* Start SUPPLIED TEXT *

All I know is, I look at that and I go, You know what? There is nothing taken for granted. I have to do what Moses was instructing Joshua and that generation to do. I must take the statutes of the Lord. I must take the good things of the Lord and I must pass it on to the next generation, and I must make sure that they do not forget how good He is and how faithful He is.
This is what I believe Paul is trying to communicate to us in the Book of Titus. See, Moses said, Be careful for yourself, watch over your soul diligently, and that’s why Paul’s giving us this incredible to-do list in the Book of Titus.
See, salvation through Jesus Christ is the most important thing that can ever happen in any individual’s life, and Paul will go into more of the salvation thing later on, in Titus 2 and into chapter 3.
But how many know that living out our faith is rewarding, but it’s also challenging? Amen. How many know that raising children up to love the Lord is rewarding, but it’s challenging? And leaving behind a legacy that shapes generations is rewarding, but it’s challenging.
I am a blessed man. I have a wife and two children who love and serve Jesus, or better put, I have a Proverbs 31 wife and two Titus 2 children. Both kids married God-fearing spouses, and now they are blessing us with Jesus-loving grandchildren. I may have set the culture, but my wife, Elizabeth, she did the heavy lifting.
Here’s the latest addition to our family. Meet Beckett Miles Anderson, born May 26, my first grandson to go with my four granddaughters. Elizabeth and I were convinced that God was just going to use the Anderson family to populate the world with just unbelievable girls.
I just told the Lord, Just one grandson, just one, and if possible, can you do it through my son so that my name lives on? Don’t think that’s not important to me. There’s my son with Elizabeth and me, three generations of Anderson men.
When I read Titus and Deuteronomy chapters 4 and 6, this is where my attention goes. My attention goes now to my son and my grandson. I hope I have a lot of days left on this planet, but just know this: that I’m going to take advantage of every single day that I’m here to make sure that the next generation is not lost, and I’m going to train them up as best I can to know the Lord.

* End SUPPLIED TEXT *
* Start DATA LINES *

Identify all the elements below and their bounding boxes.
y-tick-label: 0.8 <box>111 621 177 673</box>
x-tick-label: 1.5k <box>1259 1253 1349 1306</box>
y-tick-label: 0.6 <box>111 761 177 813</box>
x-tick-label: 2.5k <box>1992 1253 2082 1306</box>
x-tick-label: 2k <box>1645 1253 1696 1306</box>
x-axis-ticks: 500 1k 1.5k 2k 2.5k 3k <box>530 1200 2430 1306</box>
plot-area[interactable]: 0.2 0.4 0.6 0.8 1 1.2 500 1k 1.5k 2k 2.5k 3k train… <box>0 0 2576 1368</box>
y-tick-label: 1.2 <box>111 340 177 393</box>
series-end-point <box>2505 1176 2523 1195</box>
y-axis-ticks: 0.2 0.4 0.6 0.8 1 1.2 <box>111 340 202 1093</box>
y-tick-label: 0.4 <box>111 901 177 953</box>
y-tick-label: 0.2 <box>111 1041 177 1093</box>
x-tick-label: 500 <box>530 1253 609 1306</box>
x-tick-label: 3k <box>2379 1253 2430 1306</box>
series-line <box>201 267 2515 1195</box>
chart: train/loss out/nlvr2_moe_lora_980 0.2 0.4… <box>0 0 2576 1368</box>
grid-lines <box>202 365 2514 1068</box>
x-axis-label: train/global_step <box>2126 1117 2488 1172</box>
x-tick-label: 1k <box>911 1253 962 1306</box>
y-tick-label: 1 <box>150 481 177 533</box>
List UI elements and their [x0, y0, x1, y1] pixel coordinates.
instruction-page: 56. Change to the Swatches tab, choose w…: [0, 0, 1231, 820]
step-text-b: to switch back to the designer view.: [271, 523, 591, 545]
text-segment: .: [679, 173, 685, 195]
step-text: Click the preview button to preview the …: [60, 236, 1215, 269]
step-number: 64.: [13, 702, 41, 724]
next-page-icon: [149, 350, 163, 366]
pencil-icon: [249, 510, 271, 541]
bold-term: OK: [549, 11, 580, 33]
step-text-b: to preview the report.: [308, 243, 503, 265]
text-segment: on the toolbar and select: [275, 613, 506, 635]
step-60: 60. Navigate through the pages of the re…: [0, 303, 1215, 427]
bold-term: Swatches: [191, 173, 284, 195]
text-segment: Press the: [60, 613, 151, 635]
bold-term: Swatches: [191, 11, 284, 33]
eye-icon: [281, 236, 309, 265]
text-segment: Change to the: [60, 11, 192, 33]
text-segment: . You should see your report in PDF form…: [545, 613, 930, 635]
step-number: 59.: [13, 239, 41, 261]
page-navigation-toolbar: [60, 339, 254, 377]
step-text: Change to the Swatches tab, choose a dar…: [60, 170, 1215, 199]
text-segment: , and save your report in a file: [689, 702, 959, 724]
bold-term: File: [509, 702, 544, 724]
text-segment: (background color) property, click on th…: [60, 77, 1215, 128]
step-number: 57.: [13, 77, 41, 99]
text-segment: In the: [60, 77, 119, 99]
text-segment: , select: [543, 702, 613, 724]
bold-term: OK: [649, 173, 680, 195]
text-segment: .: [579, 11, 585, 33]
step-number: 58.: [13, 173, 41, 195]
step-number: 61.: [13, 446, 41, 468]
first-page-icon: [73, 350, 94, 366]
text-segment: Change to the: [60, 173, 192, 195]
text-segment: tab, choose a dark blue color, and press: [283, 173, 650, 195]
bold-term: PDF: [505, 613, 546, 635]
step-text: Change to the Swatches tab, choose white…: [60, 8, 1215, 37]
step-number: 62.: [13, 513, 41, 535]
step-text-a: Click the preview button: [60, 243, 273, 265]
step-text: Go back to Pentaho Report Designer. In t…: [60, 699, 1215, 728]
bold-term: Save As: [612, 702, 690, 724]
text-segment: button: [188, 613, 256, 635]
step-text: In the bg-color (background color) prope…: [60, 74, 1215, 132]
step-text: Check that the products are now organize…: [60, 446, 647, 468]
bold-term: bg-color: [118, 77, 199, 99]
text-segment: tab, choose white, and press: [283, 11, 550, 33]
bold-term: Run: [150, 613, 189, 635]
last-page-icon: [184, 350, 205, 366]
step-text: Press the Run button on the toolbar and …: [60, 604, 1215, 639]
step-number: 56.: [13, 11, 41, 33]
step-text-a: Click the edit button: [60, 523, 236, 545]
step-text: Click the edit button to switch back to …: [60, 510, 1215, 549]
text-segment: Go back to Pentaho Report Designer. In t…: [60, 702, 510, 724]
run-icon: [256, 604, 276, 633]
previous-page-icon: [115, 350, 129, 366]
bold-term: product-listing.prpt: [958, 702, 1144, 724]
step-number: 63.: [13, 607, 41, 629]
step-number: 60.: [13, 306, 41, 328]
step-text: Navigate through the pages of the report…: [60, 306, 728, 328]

* End DATA LINES *

■ **WORK TO DO**
A: Extract every line of the listing that contains the string "Pentaho", treating uppercase and lowercase as different.
B: Please continue the sermon on passing faith to the next generation from the point where it stops.
The listing is unrelated to the sermon.

■ **ANSWERS TO THE TASKS**
A:
step-text: Go back to Pentaho Report Designer. In t…: [60, 699, 1215, 728]
text-segment: Go back to Pentaho Report Designer. In t…: [60, 702, 510, 724]

B:
But what about my four granddaughters? I tell you, we know how to bring good-looking girls into the world. Please hear me on this: I am their Papi. I will always love them. I will always have a lap for them to jump into. They will always, at least, I hope, see and hear Jesus in me when they’re around me. I will be their patriarch, I will be their spiritual covering, and I will teach them the ways and the statutes of God.
But Paul says something very unique in Titus 2. It’s the older women who are to encourage the younger women. He doesn’t tell the older men to encourage the younger men. He says that’s how they’re supposed to be. The only group that he says is to encourage the other one is older women to encourage the younger women.
That’s why, when you heard Pastor Greg’s messages over the last couple of weeks, when he was talking to the women, ladies, please take your role seriously. That’s why Paul is putting an emphasis on that. If my four granddaughters are going to soar, it’s going to happen because of their mom and their grandmother, because they’re going to encourage them to be those Proverbs 31 women.
There’s a Pew Research study that over the last three to five years, the largest decline in the church is in young women, ages eighteen to twenty-nine. The same Pew Research study showed that the greatest increase in the church is young men, ages eighteen to twenty-nine.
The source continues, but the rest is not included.